▼

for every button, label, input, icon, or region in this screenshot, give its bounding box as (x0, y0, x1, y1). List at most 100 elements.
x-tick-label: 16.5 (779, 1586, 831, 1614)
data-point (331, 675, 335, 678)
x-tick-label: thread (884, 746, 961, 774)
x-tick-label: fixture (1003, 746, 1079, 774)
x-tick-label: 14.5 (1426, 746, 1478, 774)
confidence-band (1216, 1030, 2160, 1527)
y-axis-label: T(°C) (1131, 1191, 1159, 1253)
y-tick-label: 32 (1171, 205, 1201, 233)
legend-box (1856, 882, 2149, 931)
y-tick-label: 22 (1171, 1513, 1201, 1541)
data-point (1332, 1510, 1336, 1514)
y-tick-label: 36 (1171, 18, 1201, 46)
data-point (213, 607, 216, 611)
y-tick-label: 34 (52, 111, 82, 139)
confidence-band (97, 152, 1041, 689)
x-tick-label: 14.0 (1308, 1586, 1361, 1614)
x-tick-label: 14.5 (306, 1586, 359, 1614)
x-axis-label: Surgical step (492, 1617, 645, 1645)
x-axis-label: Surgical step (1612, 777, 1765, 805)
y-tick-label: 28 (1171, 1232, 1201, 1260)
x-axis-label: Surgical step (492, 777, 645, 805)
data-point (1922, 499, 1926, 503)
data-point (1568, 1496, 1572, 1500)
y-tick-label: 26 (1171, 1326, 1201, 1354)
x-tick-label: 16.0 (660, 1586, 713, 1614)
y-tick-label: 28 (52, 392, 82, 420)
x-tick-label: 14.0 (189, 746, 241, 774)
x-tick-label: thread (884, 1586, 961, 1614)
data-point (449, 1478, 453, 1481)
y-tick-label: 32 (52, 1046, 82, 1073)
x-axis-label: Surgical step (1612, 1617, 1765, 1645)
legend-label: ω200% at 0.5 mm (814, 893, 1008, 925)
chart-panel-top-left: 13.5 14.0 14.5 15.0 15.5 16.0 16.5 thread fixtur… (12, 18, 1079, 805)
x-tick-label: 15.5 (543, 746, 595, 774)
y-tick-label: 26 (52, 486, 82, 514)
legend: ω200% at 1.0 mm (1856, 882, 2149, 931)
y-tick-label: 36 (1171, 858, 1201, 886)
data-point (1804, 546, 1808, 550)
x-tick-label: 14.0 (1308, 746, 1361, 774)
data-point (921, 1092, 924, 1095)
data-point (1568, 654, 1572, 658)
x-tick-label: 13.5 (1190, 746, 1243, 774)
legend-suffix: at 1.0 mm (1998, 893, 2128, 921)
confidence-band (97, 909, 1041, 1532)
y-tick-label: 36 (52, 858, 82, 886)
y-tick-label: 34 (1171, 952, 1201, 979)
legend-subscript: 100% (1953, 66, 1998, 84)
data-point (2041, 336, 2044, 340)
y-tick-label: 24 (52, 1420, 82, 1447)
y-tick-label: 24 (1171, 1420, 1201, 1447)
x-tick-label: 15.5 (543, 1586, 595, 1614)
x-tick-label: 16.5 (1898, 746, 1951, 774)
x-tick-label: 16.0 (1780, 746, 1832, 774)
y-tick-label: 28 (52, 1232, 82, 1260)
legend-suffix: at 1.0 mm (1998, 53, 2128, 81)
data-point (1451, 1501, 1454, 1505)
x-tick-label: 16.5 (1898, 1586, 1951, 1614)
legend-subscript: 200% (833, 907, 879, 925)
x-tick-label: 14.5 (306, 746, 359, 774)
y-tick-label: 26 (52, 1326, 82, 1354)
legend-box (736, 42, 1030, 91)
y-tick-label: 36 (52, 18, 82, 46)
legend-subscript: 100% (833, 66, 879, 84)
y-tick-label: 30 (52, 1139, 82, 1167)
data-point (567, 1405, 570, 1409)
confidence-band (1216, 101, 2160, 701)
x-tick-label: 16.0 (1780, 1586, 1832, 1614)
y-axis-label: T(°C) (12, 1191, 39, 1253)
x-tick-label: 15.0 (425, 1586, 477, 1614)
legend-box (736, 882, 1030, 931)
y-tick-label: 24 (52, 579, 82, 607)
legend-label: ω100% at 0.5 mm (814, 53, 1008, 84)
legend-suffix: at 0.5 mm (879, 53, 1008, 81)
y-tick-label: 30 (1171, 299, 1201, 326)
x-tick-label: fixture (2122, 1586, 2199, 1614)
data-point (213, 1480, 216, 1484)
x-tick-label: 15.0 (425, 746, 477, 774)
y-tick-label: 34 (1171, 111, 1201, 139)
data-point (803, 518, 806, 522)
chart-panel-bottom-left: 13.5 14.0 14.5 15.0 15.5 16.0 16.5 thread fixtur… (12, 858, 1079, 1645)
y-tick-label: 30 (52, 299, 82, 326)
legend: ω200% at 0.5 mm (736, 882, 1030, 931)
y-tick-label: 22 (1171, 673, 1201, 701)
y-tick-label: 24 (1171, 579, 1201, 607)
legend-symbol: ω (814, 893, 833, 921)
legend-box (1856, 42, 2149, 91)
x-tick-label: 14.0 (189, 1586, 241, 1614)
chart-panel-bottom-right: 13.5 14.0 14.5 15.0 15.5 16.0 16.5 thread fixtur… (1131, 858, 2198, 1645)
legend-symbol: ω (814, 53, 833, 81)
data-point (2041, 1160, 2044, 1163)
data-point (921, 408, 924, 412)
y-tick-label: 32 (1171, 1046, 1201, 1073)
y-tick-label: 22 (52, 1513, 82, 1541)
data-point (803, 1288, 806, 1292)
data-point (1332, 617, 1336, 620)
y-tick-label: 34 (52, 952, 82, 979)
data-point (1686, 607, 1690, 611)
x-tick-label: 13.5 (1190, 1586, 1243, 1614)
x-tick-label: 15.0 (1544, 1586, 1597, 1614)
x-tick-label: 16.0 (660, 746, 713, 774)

▲

Repeat all of the entries above word for word, from the first line to the last.

Full response >>
for every button, label, input, icon, or region in this screenshot, give its bounding box as (x0, y0, x1, y1). List at most 100 elements.
x-tick-label: 16.5 (779, 1586, 831, 1614)
data-point (331, 675, 335, 678)
x-tick-label: thread (884, 746, 961, 774)
x-tick-label: fixture (1003, 746, 1079, 774)
x-tick-label: 14.5 (1426, 746, 1478, 774)
confidence-band (1216, 1030, 2160, 1527)
y-axis-label: T(°C) (1131, 1191, 1159, 1253)
y-tick-label: 32 (1171, 205, 1201, 233)
legend-box (1856, 882, 2149, 931)
y-tick-label: 22 (1171, 1513, 1201, 1541)
data-point (1332, 1510, 1336, 1514)
y-tick-label: 36 (1171, 18, 1201, 46)
data-point (213, 607, 216, 611)
y-tick-label: 34 (52, 111, 82, 139)
confidence-band (97, 152, 1041, 689)
x-tick-label: 14.0 (1308, 1586, 1361, 1614)
x-tick-label: 14.5 (306, 1586, 359, 1614)
x-axis-label: Surgical step (492, 1617, 645, 1645)
x-axis-label: Surgical step (1612, 777, 1765, 805)
y-tick-label: 28 (1171, 1232, 1201, 1260)
x-axis-label: Surgical step (492, 777, 645, 805)
data-point (1922, 499, 1926, 503)
data-point (1568, 1496, 1572, 1500)
y-tick-label: 26 (1171, 1326, 1201, 1354)
x-tick-label: 16.0 (660, 1586, 713, 1614)
y-tick-label: 28 (52, 392, 82, 420)
x-tick-label: 14.0 (189, 746, 241, 774)
x-tick-label: thread (884, 1586, 961, 1614)
data-point (449, 1478, 453, 1481)
y-tick-label: 32 (52, 1046, 82, 1073)
x-axis-label: Surgical step (1612, 1617, 1765, 1645)
legend-label: ω200% at 0.5 mm (814, 893, 1008, 925)
chart-panel-top-left: 13.5 14.0 14.5 15.0 15.5 16.0 16.5 thread fixtur… (12, 18, 1079, 805)
x-tick-label: 15.5 (543, 746, 595, 774)
y-tick-label: 26 (52, 486, 82, 514)
legend: ω200% at 1.0 mm (1856, 882, 2149, 931)
y-tick-label: 36 (1171, 858, 1201, 886)
data-point (1804, 546, 1808, 550)
x-tick-label: 14.0 (1308, 746, 1361, 774)
data-point (921, 1092, 924, 1095)
data-point (1568, 654, 1572, 658)
x-tick-label: 13.5 (1190, 746, 1243, 774)
legend-suffix: at 1.0 mm (1998, 893, 2128, 921)
confidence-band (97, 909, 1041, 1532)
y-tick-label: 36 (52, 858, 82, 886)
y-tick-label: 34 (1171, 952, 1201, 979)
legend-subscript: 100% (1953, 66, 1998, 84)
data-point (2041, 336, 2044, 340)
y-tick-label: 24 (52, 1420, 82, 1447)
y-tick-label: 24 (1171, 1420, 1201, 1447)
x-tick-label: 15.5 (543, 1586, 595, 1614)
x-tick-label: 16.5 (1898, 746, 1951, 774)
x-tick-label: 16.0 (1780, 746, 1832, 774)
y-tick-label: 28 (52, 1232, 82, 1260)
legend-suffix: at 1.0 mm (1998, 53, 2128, 81)
data-point (1451, 1501, 1454, 1505)
x-tick-label: 16.5 (1898, 1586, 1951, 1614)
legend-subscript: 200% (833, 907, 879, 925)
x-tick-label: 14.5 (306, 746, 359, 774)
y-tick-label: 26 (52, 1326, 82, 1354)
legend-box (736, 42, 1030, 91)
y-tick-label: 36 (52, 18, 82, 46)
legend-subscript: 100% (833, 66, 879, 84)
y-tick-label: 30 (52, 1139, 82, 1167)
data-point (567, 1405, 570, 1409)
confidence-band (1216, 101, 2160, 701)
x-tick-label: 16.0 (1780, 1586, 1832, 1614)
y-axis-label: T(°C) (12, 1191, 39, 1253)
x-tick-label: 15.0 (425, 1586, 477, 1614)
legend-box (736, 882, 1030, 931)
y-tick-label: 24 (52, 579, 82, 607)
legend-label: ω100% at 0.5 mm (814, 53, 1008, 84)
legend-suffix: at 0.5 mm (879, 53, 1008, 81)
y-tick-label: 30 (1171, 299, 1201, 326)
x-tick-label: fixture (2122, 1586, 2199, 1614)
data-point (213, 1480, 216, 1484)
x-tick-label: 15.0 (425, 746, 477, 774)
y-tick-label: 34 (1171, 111, 1201, 139)
data-point (803, 518, 806, 522)
chart-panel-bottom-left: 13.5 14.0 14.5 15.0 15.5 16.0 16.5 thread fixtur… (12, 858, 1079, 1645)
y-tick-label: 30 (52, 299, 82, 326)
legend: ω200% at 0.5 mm (736, 882, 1030, 931)
y-tick-label: 22 (1171, 673, 1201, 701)
y-tick-label: 24 (1171, 579, 1201, 607)
legend-symbol: ω (814, 893, 833, 921)
legend-box (1856, 42, 2149, 91)
x-tick-label: 14.0 (189, 1586, 241, 1614)
chart-panel-bottom-right: 13.5 14.0 14.5 15.0 15.5 16.0 16.5 thread fixtur… (1131, 858, 2198, 1645)
legend-symbol: ω (814, 53, 833, 81)
data-point (2041, 1160, 2044, 1163)
data-point (921, 408, 924, 412)
y-tick-label: 32 (1171, 1046, 1201, 1073)
y-tick-label: 22 (52, 1513, 82, 1541)
data-point (803, 1288, 806, 1292)
data-point (1332, 617, 1336, 620)
y-tick-label: 34 (52, 952, 82, 979)
data-point (1686, 607, 1690, 611)
x-tick-label: 13.5 (1190, 1586, 1243, 1614)
x-tick-label: 15.0 (1544, 1586, 1597, 1614)
x-tick-label: 16.0 (660, 746, 713, 774)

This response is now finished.